■ **ESERCIZIO 1**:
Elenca tutte le persone citate per nome nel brano su Berlioz.
■ **ESERCIZIO 2**:
Nei record, rinomina "search-icon" in "icona-ricerca" in tutto il tratto che va dalla riga contenente "suggestion-label: bất động sản đồng nai long" giù fino alla riga contenente "541, 549, 563]", estremi inclusi. Restituisci solo quelle righe, con tutto il resto invariato.

■ **BRANO SELEZIONATO**:
• Diario d'ascolto
  • 21 Marzo 2018

    Hector Berlioz alla ricerca di uno stile

      Carlo Piccardi

    Tutti coloro che si sono trovati nella condizione di scrivere su Hector Berlioz, chi più chi meno, hanno manifestato un certo imbarazzo nel definire la situazione del musicista.

     

    In Berlioz c’è infatti qualcosa che sfugge ai criteri abituali d’indagine critica, in particolare di quella critica alla quale sta a cuore innanzitutto l’esigenza di ritrovare in un artista il denominatore comune della sua epoca; Berlioz, nonostante lo scalpore suscitato in tutta Europa dall’apparire delle sue composizioni, rimane un’esperienza a sé non assimilabile alle altre esperienze del tempo.

    Perciò, con un termine di comodo, qualcuno ha voluto parlare di «avvenirismo». In verità, molti elementi presenti nella sua musica e molti atteggiamenti suoi si pongono già oltre l’orizzonte della propria epoca.

    Di questi fatti più facilmente prendiamo coscienza oggi, essendo di moda l’abitudine di rivendicare gli aspetti di modernità dei grandi musicisti del passato.

    BERLIOZ RITRATTO

    La prima cosa che sembra evidenziata nella sua musica è la preminenza data alla dimensione timbrica e a quella ritmica, dimensioni subordinate nella musica degli autori classici.
    Sonorità quindi intesa come funzione e non come risultato dipendente dalle altre funzioni del discorso musicale. Senza giungere ad affermare che Berlioz sia stato in un certo senso il precursore della Klangiarbenmelodie dei dodecafonici viennesi, si può senza dubbio ammettere la sua presa di coscienza di una nuova possibilità di discorso: «Tout corps sonore mis en oeuvre par un compositeur est un instrument de musique».

    Per quanto concerne il ritmo è superfluo ricordare che il musicista propose la creazione di una classe di ritmo al conservatorio, un secolo prima di Olivier Messiaen.
    Sotto questo aspetto è già evidente nella sua musica la tendenza a portare l’organizzazione ritmica verso la concezione di motivi ritmici funzionanti accanto ai tradizionali motivi melodici. Attraverso tale esperienza è stata superata la classica concezione tematica, affidata alla dialettica della sonata, a favore di una concezione analitica (sviluppo della composizione a partire da un nucleo base), concezione determinante soprattutto nelle forme aperte degli impressionisti.

■ **DATI IN INGRESSO**:
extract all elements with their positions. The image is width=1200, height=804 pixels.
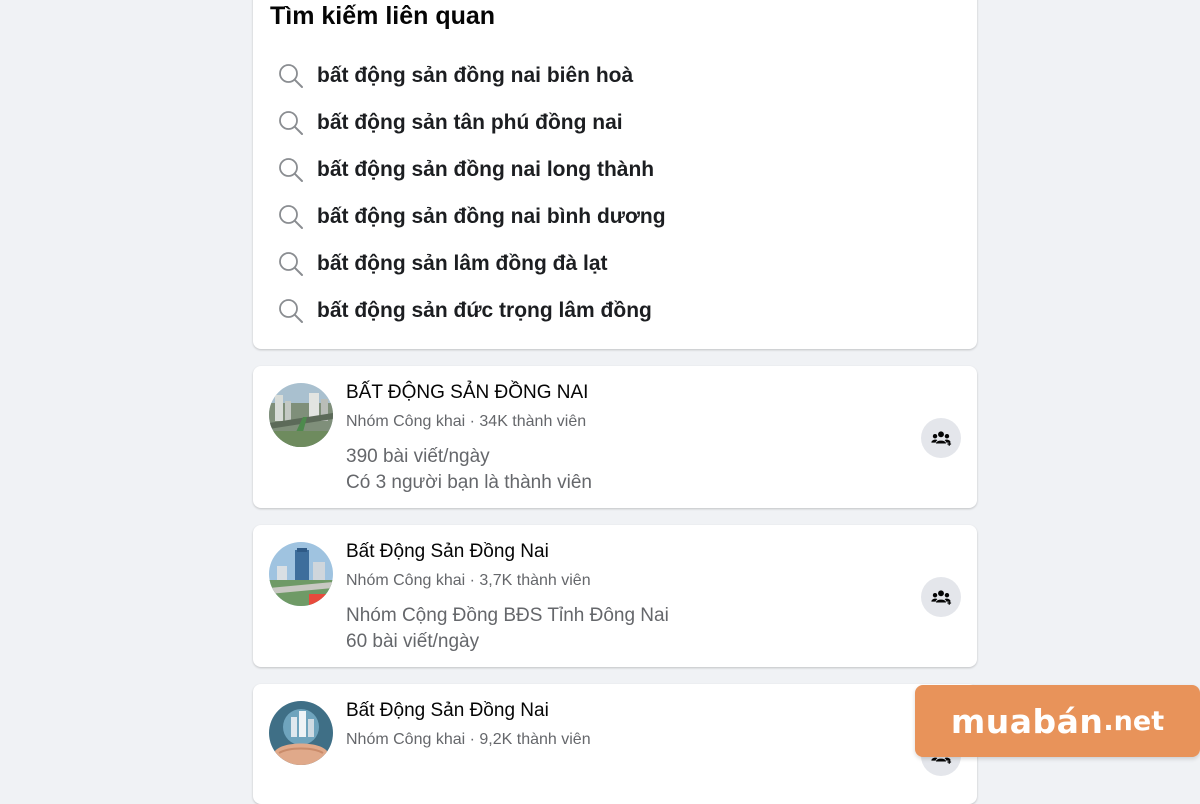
suggestion-label: bất động sản đồng nai long thành — [317, 157, 655, 181]
suggestion-item[interactable]: bất động sản đồng nai bình dương — [277, 193, 666, 240]
group-description: 390 bài viết/ngày Có 3 người bạn là thàn… — [346, 444, 592, 496]
related-searches-list: bất động sản đồng nai biên hoà bất động … — [277, 52, 666, 334]
join-group-button[interactable] — [921, 577, 961, 617]
group-result-card[interactable]: BẤT ĐỘNG SẢN ĐỒNG NAI Nhóm Công khai · 3… — [253, 366, 977, 508]
group-result-card[interactable]: Bất Động Sản Đồng Nai Nhóm Công khai · 9… — [253, 684, 977, 804]
suggestion-item[interactable]: bất động sản đức trọng lâm đồng — [277, 287, 666, 334]
join-group-icon — [931, 590, 952, 605]
group-desc-line: Nhóm Cộng Đồng BĐS Tỉnh Đông Nai — [346, 605, 669, 626]
watermark-ext-text: .net — [1103, 705, 1165, 737]
related-searches-title: Tìm kiếm liên quan — [270, 2, 496, 30]
suggestion-item[interactable]: bất động sản lâm đồng đà lạt — [277, 240, 666, 287]
search-icon — [279, 157, 303, 182]
watermark-main-text: muabán — [950, 701, 1104, 741]
suggestion-item[interactable]: bất động sản tân phú đồng nai — [277, 99, 666, 146]
search-icon — [279, 298, 303, 323]
group-desc-line: 60 bài viết/ngày — [346, 631, 480, 652]
suggestion-label: bất động sản tân phú đồng nai — [317, 110, 623, 134]
muaban-watermark-logo: muabán .net — [915, 685, 1200, 757]
group-avatar[interactable] — [269, 701, 333, 765]
group-name[interactable]: Bất Động Sản Đồng Nai — [346, 541, 549, 563]
related-searches-card: Tìm kiếm liên quan bất động sản đồng nai… — [253, 0, 977, 349]
search-icon — [279, 110, 303, 135]
group-meta: Nhóm Công khai · 3,7K thành viên — [346, 572, 591, 589]
group-result-card[interactable]: Bất Động Sản Đồng Nai Nhóm Công khai · 3… — [253, 525, 977, 667]
search-icon — [279, 204, 303, 229]
suggestion-label: bất động sản lâm đồng đà lạt — [317, 251, 608, 275]
suggestion-item[interactable]: bất động sản đồng nai long thành — [277, 146, 666, 193]
group-avatar[interactable] — [269, 542, 333, 606]
group-desc-line: 390 bài viết/ngày — [346, 446, 490, 467]
group-meta: Nhóm Công khai · 9,2K thành viên — [346, 731, 591, 748]
group-avatar[interactable] — [269, 383, 333, 447]
search-icon — [279, 251, 303, 276]
join-group-button[interactable] — [921, 418, 961, 458]
suggestion-label: bất động sản đồng nai bình dương — [317, 204, 666, 228]
group-name[interactable]: Bất Động Sản Đồng Nai — [346, 700, 549, 722]
search-icon — [279, 63, 303, 88]
group-name[interactable]: BẤT ĐỘNG SẢN ĐỒNG NAI — [346, 382, 588, 404]
suggestion-label: bất động sản đức trọng lâm đồng — [317, 298, 652, 322]
group-desc-line: Có 3 người bạn là thành viên — [346, 472, 592, 493]
suggestion-item[interactable]: bất động sản đồng nai biên hoà — [277, 52, 666, 99]
group-meta: Nhóm Công khai · 34K thành viên — [346, 413, 587, 430]
suggestion-label: bất động sản đồng nai biên hoà — [317, 63, 634, 87]
join-group-icon — [931, 431, 952, 446]
group-description: Nhóm Cộng Đồng BĐS Tỉnh Đông Nai 60 bài … — [346, 603, 669, 655]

■ **RISULTATO CORRETTO 1**:
Hector Berlioz
Carlo Piccardi
Olivier Messiaen

■ **RISULTATO CORRETTO 2**:
suggestion-label: bất động sản đồng nai long thành — [317, 157, 655, 181]
suggestion-item[interactable]: bất động sản đồng nai bình dương — [277, 193, 666, 240]
group-description: 390 bài viết/ngày Có 3 người bạn là thàn… — [346, 444, 592, 496]
related-searches-list: bất động sản đồng nai biên hoà bất động … — [277, 52, 666, 334]
join-group-button[interactable] — [921, 577, 961, 617]
group-result-card[interactable]: BẤT ĐỘNG SẢN ĐỒNG NAI Nhóm Công khai · 3… — [253, 366, 977, 508]
group-result-card[interactable]: Bất Động Sản Đồng Nai Nhóm Công khai · 9… — [253, 684, 977, 804]
suggestion-item[interactable]: bất động sản đức trọng lâm đồng — [277, 287, 666, 334]
join-group-icon — [931, 590, 952, 605]
group-desc-line: Nhóm Cộng Đồng BĐS Tỉnh Đông Nai — [346, 605, 669, 626]
watermark-ext-text: .net — [1103, 705, 1165, 737]
related-searches-title: Tìm kiếm liên quan — [270, 2, 496, 30]
suggestion-item[interactable]: bất động sản lâm đồng đà lạt — [277, 240, 666, 287]
icona-ricerca — [279, 157, 303, 182]
watermark-main-text: muabán — [950, 701, 1104, 741]
suggestion-item[interactable]: bất động sản tân phú đồng nai — [277, 99, 666, 146]
icona-ricerca — [279, 298, 303, 323]
group-desc-line: 60 bài viết/ngày — [346, 631, 480, 652]
suggestion-label: bất động sản tân phú đồng nai — [317, 110, 623, 134]
muaban-watermark-logo: muabán .net — [915, 685, 1200, 757]
group-avatar[interactable] — [269, 701, 333, 765]
group-name[interactable]: Bất Động Sản Đồng Nai — [346, 541, 549, 563]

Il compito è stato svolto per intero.